EXERCISE DETAILS —
Copy out all of the data exactly as it appears.

THE DATA —
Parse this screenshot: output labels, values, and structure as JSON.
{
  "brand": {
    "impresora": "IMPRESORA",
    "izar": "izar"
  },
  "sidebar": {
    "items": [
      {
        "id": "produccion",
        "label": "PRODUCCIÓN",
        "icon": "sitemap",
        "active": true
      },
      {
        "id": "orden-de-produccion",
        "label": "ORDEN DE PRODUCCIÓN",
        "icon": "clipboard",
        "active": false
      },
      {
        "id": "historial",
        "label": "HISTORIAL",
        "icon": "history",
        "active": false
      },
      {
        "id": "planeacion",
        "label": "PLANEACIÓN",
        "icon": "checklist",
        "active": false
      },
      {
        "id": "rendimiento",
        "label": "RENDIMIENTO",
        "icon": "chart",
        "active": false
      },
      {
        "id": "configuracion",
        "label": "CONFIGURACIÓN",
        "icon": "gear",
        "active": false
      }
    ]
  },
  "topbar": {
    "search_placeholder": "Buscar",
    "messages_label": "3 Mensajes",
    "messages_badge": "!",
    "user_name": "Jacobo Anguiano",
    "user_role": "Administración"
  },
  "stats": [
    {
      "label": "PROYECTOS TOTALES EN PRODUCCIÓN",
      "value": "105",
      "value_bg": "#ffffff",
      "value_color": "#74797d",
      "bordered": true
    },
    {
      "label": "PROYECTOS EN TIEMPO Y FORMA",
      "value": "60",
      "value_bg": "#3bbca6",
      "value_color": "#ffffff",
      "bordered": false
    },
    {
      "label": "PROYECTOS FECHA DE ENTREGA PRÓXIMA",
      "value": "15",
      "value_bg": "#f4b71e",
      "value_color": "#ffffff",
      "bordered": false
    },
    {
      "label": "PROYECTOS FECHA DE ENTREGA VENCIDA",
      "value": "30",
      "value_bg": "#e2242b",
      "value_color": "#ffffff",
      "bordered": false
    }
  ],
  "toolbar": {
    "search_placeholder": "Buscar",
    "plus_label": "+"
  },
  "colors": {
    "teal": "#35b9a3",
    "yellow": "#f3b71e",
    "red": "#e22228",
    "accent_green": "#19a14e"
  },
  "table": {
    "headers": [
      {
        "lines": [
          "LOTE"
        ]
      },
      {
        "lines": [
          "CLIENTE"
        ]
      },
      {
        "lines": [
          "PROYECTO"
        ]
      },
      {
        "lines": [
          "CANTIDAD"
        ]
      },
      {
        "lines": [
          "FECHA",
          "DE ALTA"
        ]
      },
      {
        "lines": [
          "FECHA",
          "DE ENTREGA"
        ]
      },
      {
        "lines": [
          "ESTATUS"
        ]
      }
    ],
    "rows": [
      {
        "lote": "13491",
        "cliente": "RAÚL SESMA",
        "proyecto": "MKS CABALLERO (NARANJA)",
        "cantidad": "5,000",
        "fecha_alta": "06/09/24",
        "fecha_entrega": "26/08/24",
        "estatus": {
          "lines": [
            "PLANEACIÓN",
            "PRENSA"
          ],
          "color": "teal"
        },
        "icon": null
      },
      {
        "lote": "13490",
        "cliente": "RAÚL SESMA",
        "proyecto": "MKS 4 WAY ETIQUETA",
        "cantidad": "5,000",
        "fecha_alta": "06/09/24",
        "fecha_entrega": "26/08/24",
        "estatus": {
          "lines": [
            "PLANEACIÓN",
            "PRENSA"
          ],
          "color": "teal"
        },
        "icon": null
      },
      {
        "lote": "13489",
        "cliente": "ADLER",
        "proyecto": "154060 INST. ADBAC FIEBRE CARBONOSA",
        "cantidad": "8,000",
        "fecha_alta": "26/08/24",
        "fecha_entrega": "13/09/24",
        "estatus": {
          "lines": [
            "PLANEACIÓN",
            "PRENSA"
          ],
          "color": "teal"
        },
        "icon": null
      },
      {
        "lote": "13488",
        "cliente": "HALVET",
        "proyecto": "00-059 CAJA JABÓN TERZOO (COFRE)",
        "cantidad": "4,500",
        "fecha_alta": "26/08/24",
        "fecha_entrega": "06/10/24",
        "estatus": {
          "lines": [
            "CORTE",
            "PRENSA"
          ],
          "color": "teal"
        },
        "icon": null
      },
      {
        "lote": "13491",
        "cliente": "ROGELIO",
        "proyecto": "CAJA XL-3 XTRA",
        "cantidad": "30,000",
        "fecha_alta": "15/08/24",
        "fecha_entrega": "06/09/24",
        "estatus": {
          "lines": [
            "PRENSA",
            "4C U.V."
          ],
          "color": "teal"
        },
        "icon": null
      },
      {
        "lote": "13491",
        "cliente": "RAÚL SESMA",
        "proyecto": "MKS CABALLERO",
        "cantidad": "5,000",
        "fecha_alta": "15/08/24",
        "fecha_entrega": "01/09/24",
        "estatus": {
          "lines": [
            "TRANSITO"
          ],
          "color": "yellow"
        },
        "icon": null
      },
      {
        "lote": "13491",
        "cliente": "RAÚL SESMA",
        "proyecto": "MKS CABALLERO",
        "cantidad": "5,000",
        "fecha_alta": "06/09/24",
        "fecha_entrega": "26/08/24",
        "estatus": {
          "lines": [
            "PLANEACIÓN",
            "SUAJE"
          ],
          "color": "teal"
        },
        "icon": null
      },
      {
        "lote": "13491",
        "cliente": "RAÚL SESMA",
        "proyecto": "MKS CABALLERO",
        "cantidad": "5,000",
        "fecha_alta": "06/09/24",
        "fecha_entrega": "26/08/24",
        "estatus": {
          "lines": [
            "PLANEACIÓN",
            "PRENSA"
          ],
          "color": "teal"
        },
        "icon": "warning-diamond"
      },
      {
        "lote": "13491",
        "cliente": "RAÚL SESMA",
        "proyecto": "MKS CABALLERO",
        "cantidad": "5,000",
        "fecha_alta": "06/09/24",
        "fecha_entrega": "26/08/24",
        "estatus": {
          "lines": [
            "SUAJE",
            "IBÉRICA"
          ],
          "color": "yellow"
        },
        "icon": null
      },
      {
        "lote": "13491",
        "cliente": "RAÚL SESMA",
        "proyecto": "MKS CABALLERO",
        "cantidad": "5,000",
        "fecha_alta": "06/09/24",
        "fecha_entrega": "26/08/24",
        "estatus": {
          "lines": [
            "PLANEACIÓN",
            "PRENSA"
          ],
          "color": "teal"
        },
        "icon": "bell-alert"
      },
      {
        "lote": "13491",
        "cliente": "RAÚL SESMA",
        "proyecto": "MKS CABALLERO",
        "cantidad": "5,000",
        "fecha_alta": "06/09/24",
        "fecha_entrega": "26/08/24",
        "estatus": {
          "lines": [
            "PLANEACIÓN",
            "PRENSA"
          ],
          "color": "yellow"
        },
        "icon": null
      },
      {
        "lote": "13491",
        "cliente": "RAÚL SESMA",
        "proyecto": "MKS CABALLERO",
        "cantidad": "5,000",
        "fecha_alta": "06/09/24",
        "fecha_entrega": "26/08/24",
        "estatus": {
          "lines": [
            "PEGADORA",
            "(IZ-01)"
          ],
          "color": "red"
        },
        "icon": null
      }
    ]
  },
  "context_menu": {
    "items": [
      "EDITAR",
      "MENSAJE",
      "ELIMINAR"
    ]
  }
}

THE ANSWER —
Parse this screenshot: output labels, values, and structure as JSON.
{
  "brand": {
    "impresora": "IMPRESORA",
    "izar": "izar"
  },
  "sidebar": {
    "items": [
      {
        "id": "produccion",
        "label": "PRODUCCIÓN",
        "icon": "sitemap",
        "active": true
      },
      {
        "id": "orden-de-produccion",
        "label": "ORDEN DE PRODUCCIÓN",
        "icon": "clipboard",
        "active": false
      },
      {
        "id": "historial",
        "label": "HISTORIAL",
        "icon": "history",
        "active": false
      },
      {
        "id": "planeacion",
        "label": "PLANEACIÓN",
        "icon": "checklist",
        "active": false
      },
      {
        "id": "rendimiento",
        "label": "RENDIMIENTO",
        "icon": "chart",
        "active": false
      },
      {
        "id": "configuracion",
        "label": "CONFIGURACIÓN",
        "icon": "gear",
        "active": false
      }
    ]
  },
  "topbar": {
    "search_placeholder": "Buscar",
    "messages_label": "3 Mensajes",
    "messages_badge": "!",
    "user_name": "Jacobo Anguiano",
    "user_role": "Administración"
  },
  "stats": [
    {
      "label": "PROYECTOS TOTALES EN PRODUCCIÓN",
      "value": "105",
      "value_bg": "#ffffff",
      "value_color": "#74797d",
      "bordered": true
    },
    {
      "label": "PROYECTOS EN TIEMPO Y FORMA",
      "value": "60",
      "value_bg": "#3bbca6",
      "value_color": "#ffffff",
      "bordered": false
    },
    {
      "label": "PROYECTOS FECHA DE ENTREGA PRÓXIMA",
      "value": "15",
      "value_bg": "#f4b71e",
      "value_color": "#ffffff",
      "bordered": false
    },
    {
      "label": "PROYECTOS FECHA DE ENTREGA VENCIDA",
      "value": "30",
      "value_bg": "#e2242b",
      "value_color": "#ffffff",
      "bordered": false
    }
  ],
  "toolbar": {
    "search_placeholder": "Buscar",
    "plus_label": "+"
  },
  "colors": {
    "teal": "#35b9a3",
    "yellow": "#f3b71e",
    "red": "#e22228",
    "accent_green": "#19a14e"
  },
  "table": {
    "headers": [
      {
        "lines": [
          "LOTE"
        ]
      },
      {
        "lines": [
          "CLIENTE"
        ]
      },
      {
        "lines": [
          "PROYECTO"
        ]
      },
      {
        "lines": [
          "CANTIDAD"
        ]
      },
      {
        "lines": [
          "FECHA",
          "DE ALTA"
        ]
      },
      {
        "lines": [
          "FECHA",
          "DE ENTREGA"
        ]
      },
      {
        "lines": [
          "ESTATUS"
        ]
      }
    ],
    "rows": [
      {
        "lote": "13491",
        "cliente": "RAÚL SESMA",
        "proyecto": "MKS CABALLERO (NARANJA)",
        "cantidad": "5,000",
        "fecha_alta": "06/09/24",
        "fecha_entrega": "26/08/24",
        "estatus": {
          "lines": [
            "PLANEACIÓN",
            "PRENSA"
          ],
          "color": "teal"
        },
        "icon": null
      },
      {
        "lote": "13490",
        "cliente": "RAÚL SESMA",
        "proyecto": "MKS 4 WAY ETIQUETA",
        "cantidad": "5,000",
        "fecha_alta": "06/09/24",
        "fecha_entrega": "26/08/24",
        "estatus": {
          "lines": [
            "PLANEACIÓN",
            "PRENSA"
          ],
          "color": "teal"
        },
        "icon": null
      },
      {
        "lote": "13489",
        "cliente": "ADLER",
        "proyecto": "154060 INST. ADBAC FIEBRE CARBONOSA",
        "cantidad": "8,000",
        "fecha_alta": "26/08/24",
        "fecha_entrega": "13/09/24",
        "estatus": {
          "lines": [
            "PLANEACIÓN",
            "PRENSA"
          ],
          "color": "teal"
        },
        "icon": null
      },
      {
        "lote": "13488",
        "cliente": "HALVET",
        "proyecto": "00-059 CAJA JABÓN TERZOO (COFRE)",
        "cantidad": "4,500",
        "fecha_alta": "26/08/24",
        "fecha_entrega": "06/10/24",
        "estatus": {
          "lines": [
            "CORTE",
            "PRENSA"
          ],
          "color": "teal"
        },
        "icon": null
      },
      {
        "lote": "13491",
        "cliente": "ROGELIO",
        "proyecto": "CAJA XL-3 XTRA",
        "cantidad": "30,000",
        "fecha_alta": "15/08/24",
        "fecha_entrega": "06/09/24",
        "estatus": {
          "lines": [
            "PRENSA",
            "4C U.V."
          ],
          "color": "teal"
        },
        "icon": null
      },
      {
        "lote": "13491",
        "cliente": "RAÚL SESMA",
        "proyecto": "MKS CABALLERO",
        "cantidad": "5,000",
        "fecha_alta": "15/08/24",
        "fecha_entrega": "01/09/24",
        "estatus": {
          "lines": [
            "TRANSITO"
          ],
          "color": "yellow"
        },
        "icon": null
      },
      {
        "lote": "13491",
        "cliente": "RAÚL SESMA",
        "proyecto": "MKS CABALLERO",
        "cantidad": "5,000",
        "fecha_alta": "06/09/24",
        "fecha_entrega": "26/08/24",
        "estatus": {
          "lines": [
            "PLANEACIÓN",
            "SUAJE"
          ],
          "color": "teal"
        },
        "icon": null
      },
      {
        "lote": "13491",
        "cliente": "RAÚL SESMA",
        "proyecto": "MKS CABALLERO",
        "cantidad": "5,000",
        "fecha_alta": "06/09/24",
        "fecha_entrega": "26/08/24",
        "estatus": {
          "lines": [
            "PLANEACIÓN",
            "PRENSA"
          ],
          "color": "teal"
        },
        "icon": "warning-diamond"
      },
      {
        "lote": "13491",
        "cliente": "RAÚL SESMA",
        "proyecto": "MKS CABALLERO",
        "cantidad": "5,000",
        "fecha_alta": "06/09/24",
        "fecha_entrega": "26/08/24",
        "estatus": {
          "lines": [
            "SUAJE",
            "IBÉRICA"
          ],
          "color": "yellow"
        },
        "icon": null
      },
      {
        "lote": "13491",
        "cliente": "RAÚL SESMA",
        "proyecto": "MKS CABALLERO",
        "cantidad": "5,000",
        "fecha_alta": "06/09/24",
        "fecha_entrega": "26/08/24",
        "estatus": {
          "lines": [
            "PLANEACIÓN",
            "PRENSA"
          ],
          "color": "teal"
        },
        "icon": "bell-alert"
      },
      {
        "lote": "13491",
        "cliente": "RAÚL SESMA",
        "proyecto": "MKS CABALLERO",
        "cantidad": "5,000",
        "fecha_alta": "06/09/24",
        "fecha_entrega": "26/08/24",
        "estatus": {
          "lines": [
            "PLANEACIÓN",
            "PRENSA"
          ],
          "color": "yellow"
        },
        "icon": null
      },
      {
        "lote": "13491",
        "cliente": "RAÚL SESMA",
        "proyecto": "MKS CABALLERO",
        "cantidad": "5,000",
        "fecha_alta": "06/09/24",
        "fecha_entrega": "26/08/24",
        "estatus": {
          "lines": [
            "PEGADORA",
            "(IZ-01)"
          ],
          "color": "red"
        },
        "icon": null
      }
    ]
  },
  "context_menu": {
    "items": [
      "EDITAR",
      "MENSAJE",
      "ELIMINAR"
    ]
  }
}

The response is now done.